▶ **Work required**: Return the count of lines that mention "horsepower", with no other words.

^^^^^^^^^^^^^^^^

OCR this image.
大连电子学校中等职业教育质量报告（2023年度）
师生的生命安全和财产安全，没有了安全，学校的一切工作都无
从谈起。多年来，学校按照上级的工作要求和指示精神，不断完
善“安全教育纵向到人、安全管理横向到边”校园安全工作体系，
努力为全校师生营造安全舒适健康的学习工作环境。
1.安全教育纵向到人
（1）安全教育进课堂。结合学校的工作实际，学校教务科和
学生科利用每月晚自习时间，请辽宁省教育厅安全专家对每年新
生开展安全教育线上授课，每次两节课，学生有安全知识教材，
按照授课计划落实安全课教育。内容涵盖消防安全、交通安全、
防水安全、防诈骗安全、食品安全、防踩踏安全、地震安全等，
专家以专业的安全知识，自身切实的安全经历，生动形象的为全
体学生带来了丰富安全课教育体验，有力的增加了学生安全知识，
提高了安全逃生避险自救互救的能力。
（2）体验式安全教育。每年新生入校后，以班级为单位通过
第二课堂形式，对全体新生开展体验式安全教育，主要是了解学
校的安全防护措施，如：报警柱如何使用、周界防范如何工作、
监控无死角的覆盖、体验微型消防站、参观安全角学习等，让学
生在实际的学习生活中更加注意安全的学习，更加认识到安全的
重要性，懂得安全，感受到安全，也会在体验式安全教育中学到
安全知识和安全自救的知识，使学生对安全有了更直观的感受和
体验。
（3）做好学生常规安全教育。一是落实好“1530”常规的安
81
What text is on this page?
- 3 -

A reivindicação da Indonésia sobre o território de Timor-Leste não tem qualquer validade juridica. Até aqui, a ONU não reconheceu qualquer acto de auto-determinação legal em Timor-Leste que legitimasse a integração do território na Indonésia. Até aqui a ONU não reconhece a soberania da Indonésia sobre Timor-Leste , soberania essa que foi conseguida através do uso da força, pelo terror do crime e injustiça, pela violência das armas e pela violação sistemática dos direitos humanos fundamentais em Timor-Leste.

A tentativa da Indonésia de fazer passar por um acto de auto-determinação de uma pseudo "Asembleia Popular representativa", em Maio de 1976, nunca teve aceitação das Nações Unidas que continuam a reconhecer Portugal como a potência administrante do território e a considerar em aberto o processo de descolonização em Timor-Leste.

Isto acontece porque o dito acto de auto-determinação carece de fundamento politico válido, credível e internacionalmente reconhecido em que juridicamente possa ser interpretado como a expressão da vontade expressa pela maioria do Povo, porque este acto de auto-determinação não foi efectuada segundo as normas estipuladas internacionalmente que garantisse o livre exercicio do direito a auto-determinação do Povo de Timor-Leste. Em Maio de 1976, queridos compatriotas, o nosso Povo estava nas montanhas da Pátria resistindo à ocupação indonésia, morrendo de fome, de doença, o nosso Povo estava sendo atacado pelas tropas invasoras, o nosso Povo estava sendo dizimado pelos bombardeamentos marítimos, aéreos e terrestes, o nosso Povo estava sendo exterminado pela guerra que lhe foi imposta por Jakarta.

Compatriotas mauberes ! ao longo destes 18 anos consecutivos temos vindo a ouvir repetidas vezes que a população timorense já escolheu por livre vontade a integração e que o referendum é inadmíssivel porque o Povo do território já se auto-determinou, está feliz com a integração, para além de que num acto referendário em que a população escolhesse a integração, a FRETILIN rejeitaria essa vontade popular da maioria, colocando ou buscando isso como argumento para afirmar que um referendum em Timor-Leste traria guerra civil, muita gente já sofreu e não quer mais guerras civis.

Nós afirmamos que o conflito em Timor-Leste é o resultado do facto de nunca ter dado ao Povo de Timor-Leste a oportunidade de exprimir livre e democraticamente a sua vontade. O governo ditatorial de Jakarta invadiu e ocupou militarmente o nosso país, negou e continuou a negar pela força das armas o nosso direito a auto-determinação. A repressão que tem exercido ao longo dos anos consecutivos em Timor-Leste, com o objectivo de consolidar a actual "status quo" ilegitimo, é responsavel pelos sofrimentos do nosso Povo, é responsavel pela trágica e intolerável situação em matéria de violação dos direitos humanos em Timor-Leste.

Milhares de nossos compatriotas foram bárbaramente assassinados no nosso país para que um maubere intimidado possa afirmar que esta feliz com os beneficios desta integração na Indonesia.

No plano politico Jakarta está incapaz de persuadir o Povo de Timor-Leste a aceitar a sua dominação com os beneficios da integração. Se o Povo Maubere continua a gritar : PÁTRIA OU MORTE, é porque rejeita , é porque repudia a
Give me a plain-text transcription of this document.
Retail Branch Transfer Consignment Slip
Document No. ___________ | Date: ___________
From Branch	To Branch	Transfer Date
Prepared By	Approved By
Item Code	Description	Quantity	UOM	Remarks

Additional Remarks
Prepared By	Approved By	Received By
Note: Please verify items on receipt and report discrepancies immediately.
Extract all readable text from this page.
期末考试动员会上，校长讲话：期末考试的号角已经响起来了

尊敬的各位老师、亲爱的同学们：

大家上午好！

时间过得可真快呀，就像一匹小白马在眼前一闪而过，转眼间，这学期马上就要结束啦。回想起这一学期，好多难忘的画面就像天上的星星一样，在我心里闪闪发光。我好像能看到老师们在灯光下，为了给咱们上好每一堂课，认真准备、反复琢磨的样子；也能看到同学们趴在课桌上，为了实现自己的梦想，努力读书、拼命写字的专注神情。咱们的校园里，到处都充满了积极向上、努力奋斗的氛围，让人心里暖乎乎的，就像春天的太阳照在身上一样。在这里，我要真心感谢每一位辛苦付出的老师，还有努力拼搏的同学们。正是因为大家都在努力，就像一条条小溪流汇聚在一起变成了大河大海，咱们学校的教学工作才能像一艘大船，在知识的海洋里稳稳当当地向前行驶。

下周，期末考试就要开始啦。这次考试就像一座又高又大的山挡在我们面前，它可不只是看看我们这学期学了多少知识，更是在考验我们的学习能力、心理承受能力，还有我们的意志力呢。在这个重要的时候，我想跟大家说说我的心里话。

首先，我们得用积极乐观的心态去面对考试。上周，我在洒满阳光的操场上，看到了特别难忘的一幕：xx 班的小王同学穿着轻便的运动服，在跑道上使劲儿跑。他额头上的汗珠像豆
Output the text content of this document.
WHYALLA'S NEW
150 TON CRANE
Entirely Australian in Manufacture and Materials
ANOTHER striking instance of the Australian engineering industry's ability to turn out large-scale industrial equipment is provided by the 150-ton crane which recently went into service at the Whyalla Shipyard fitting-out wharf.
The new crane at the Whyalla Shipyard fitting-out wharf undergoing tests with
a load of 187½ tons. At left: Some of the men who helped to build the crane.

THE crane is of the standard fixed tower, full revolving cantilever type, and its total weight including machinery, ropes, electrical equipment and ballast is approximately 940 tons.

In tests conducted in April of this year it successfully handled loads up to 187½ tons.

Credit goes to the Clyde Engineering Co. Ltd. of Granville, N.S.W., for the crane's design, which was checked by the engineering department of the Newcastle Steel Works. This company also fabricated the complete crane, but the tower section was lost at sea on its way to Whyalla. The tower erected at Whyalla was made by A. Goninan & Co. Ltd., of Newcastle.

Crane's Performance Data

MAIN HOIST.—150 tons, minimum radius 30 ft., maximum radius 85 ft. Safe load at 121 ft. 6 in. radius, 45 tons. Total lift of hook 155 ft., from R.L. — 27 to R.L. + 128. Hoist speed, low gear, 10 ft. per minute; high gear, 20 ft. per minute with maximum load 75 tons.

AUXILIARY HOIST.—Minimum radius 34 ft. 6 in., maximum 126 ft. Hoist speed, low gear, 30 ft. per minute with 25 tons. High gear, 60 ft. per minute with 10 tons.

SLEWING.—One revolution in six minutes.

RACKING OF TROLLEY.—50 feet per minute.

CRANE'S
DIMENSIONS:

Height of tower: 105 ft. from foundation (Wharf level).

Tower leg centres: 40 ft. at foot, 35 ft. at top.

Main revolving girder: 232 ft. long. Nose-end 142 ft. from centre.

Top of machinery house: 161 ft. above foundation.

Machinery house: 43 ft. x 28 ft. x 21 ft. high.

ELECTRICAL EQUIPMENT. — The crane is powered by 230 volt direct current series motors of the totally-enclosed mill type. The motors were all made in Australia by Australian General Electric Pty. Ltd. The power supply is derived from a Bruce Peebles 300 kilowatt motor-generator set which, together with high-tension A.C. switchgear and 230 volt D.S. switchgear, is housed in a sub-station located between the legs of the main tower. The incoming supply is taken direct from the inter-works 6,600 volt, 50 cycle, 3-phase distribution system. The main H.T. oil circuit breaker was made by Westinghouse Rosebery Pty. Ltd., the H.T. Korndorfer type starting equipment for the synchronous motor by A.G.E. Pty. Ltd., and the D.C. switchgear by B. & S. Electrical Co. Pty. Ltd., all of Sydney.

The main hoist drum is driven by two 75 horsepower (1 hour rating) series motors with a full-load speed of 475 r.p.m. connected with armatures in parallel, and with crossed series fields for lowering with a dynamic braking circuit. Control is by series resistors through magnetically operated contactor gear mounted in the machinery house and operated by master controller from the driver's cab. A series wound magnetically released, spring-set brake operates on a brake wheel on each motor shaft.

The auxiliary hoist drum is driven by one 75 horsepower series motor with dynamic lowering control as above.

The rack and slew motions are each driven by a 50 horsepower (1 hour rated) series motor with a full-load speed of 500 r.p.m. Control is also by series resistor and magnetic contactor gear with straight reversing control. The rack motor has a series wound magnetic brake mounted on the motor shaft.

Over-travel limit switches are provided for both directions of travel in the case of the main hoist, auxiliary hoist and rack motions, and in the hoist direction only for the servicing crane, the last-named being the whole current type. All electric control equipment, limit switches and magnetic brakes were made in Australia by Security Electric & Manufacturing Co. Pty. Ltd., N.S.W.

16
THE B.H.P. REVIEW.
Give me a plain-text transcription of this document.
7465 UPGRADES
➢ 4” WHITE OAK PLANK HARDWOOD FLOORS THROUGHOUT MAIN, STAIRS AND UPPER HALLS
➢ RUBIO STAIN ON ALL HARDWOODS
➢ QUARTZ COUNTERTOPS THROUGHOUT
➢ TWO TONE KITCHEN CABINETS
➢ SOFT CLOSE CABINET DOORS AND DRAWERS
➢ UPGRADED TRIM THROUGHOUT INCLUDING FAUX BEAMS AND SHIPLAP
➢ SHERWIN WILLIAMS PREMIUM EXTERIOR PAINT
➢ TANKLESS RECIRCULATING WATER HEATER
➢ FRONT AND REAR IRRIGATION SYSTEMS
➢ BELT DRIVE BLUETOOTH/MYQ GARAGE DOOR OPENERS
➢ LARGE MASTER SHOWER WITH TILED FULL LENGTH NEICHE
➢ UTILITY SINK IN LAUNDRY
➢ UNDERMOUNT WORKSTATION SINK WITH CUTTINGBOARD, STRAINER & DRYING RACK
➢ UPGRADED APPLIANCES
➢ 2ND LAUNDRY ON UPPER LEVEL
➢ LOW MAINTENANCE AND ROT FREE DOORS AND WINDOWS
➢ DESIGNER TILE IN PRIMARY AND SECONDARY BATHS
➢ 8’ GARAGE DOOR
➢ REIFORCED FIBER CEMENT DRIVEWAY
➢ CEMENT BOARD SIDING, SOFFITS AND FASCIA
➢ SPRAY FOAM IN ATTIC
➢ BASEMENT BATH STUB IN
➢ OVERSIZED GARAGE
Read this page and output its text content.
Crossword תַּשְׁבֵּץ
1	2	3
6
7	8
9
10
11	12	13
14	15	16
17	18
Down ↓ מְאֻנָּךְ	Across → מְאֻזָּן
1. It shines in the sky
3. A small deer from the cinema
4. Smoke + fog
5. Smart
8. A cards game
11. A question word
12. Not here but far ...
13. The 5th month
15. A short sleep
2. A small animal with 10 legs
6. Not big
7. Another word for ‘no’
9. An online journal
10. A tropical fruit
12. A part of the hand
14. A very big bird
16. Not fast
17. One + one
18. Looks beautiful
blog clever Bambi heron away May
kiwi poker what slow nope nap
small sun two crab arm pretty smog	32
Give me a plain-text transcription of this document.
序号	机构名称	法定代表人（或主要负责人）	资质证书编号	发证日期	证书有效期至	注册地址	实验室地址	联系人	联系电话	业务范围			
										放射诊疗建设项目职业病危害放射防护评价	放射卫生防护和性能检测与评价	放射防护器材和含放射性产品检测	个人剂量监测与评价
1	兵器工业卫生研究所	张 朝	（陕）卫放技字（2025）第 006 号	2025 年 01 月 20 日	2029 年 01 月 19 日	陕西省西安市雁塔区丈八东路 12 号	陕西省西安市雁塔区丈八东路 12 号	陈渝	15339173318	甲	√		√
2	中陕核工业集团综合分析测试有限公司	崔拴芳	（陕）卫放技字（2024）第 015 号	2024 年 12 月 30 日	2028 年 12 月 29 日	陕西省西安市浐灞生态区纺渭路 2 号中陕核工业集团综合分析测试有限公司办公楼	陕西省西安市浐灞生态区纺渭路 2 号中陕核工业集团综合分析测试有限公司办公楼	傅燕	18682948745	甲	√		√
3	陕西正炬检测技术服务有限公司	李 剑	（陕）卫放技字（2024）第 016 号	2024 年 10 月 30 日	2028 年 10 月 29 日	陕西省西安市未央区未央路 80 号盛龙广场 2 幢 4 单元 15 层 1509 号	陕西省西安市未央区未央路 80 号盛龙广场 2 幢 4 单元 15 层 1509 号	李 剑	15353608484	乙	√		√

^^^^^^^^^^^^^^^^

▶ **Complete output**: 3